-- begin --

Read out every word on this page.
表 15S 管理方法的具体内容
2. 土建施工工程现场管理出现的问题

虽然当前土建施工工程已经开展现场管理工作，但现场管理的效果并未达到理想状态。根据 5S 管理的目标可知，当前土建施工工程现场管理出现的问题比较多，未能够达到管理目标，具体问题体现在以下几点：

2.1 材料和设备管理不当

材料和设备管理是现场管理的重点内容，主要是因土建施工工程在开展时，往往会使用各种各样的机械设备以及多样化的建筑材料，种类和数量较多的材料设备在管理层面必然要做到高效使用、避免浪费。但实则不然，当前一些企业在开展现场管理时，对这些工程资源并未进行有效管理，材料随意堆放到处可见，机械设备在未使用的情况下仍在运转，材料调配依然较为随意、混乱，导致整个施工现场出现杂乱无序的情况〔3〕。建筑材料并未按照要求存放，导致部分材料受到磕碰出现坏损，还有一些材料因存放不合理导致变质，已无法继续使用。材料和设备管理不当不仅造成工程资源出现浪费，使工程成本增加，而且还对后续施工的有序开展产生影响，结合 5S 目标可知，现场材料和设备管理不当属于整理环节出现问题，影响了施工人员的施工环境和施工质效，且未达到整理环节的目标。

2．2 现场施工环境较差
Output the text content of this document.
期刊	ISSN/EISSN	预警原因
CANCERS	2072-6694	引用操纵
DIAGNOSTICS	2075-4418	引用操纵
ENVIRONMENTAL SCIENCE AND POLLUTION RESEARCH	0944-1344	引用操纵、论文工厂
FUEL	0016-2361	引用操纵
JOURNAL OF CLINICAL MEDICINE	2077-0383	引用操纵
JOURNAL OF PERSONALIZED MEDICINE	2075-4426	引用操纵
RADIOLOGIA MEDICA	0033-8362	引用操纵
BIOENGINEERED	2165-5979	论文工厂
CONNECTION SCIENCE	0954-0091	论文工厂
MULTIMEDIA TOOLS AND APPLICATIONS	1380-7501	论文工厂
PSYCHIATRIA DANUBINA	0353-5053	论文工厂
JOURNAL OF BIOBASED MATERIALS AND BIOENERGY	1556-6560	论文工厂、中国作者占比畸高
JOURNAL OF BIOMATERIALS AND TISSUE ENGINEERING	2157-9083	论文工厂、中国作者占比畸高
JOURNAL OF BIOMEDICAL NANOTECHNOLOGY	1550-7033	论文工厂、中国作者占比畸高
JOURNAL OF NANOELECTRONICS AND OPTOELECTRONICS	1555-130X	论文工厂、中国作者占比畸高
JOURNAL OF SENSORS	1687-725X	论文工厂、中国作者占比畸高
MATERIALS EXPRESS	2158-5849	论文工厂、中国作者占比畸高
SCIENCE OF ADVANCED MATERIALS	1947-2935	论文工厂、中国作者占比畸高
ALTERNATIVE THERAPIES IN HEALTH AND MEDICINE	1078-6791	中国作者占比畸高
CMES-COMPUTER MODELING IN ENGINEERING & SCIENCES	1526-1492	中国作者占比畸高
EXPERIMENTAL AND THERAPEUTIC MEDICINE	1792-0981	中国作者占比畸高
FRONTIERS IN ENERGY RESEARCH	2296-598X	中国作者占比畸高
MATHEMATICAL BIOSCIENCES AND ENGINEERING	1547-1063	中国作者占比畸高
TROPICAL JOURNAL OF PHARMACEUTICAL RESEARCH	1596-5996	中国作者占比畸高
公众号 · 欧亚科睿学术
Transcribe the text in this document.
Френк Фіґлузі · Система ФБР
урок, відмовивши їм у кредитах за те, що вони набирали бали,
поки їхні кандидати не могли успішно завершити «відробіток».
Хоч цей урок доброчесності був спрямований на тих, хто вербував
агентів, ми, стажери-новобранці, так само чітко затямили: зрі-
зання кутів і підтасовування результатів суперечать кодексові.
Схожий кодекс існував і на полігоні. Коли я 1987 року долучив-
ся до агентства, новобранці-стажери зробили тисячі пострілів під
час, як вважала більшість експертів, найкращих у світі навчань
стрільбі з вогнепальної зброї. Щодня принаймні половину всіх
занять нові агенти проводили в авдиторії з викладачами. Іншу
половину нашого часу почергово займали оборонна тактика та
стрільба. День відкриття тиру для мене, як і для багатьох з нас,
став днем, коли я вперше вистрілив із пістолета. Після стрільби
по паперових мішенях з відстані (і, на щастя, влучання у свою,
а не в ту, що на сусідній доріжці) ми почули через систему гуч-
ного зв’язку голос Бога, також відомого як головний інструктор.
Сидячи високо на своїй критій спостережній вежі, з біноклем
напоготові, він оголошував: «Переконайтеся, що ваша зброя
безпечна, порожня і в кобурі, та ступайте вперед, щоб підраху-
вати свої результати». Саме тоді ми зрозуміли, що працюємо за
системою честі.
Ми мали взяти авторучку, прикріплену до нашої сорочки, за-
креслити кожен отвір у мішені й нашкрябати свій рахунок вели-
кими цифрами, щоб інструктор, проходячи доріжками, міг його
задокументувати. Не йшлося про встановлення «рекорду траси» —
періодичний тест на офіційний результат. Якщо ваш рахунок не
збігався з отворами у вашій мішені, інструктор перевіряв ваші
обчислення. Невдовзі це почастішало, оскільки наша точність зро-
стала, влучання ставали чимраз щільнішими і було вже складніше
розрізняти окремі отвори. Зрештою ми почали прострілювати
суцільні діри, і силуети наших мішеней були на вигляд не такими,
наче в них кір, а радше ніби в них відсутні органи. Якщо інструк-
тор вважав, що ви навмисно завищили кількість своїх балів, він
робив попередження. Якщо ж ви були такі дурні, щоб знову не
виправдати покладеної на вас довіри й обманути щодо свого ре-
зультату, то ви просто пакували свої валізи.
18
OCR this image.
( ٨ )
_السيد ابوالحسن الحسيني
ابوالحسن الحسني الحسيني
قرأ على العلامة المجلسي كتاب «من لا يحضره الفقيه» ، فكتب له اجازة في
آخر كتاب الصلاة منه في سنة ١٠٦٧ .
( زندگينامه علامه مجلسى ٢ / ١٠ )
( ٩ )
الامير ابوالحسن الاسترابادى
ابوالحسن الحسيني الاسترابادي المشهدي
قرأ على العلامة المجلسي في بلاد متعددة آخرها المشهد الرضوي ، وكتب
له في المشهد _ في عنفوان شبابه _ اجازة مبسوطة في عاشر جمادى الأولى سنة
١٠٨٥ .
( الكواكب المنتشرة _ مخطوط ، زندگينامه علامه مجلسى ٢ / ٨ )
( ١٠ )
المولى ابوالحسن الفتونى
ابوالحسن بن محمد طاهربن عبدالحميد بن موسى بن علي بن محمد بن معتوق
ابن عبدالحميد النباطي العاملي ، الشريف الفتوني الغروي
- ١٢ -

-- end --

- What needs to be done: Track down every line of the material containing the string "كتاب", and copy it.

- Answer in full:
قرأ على العلامة المجلسي كتاب «من لا يحضره الفقيه» ، فكتب له اجازة في
آخر كتاب الصلاة منه في سنة ١٠٦٧ .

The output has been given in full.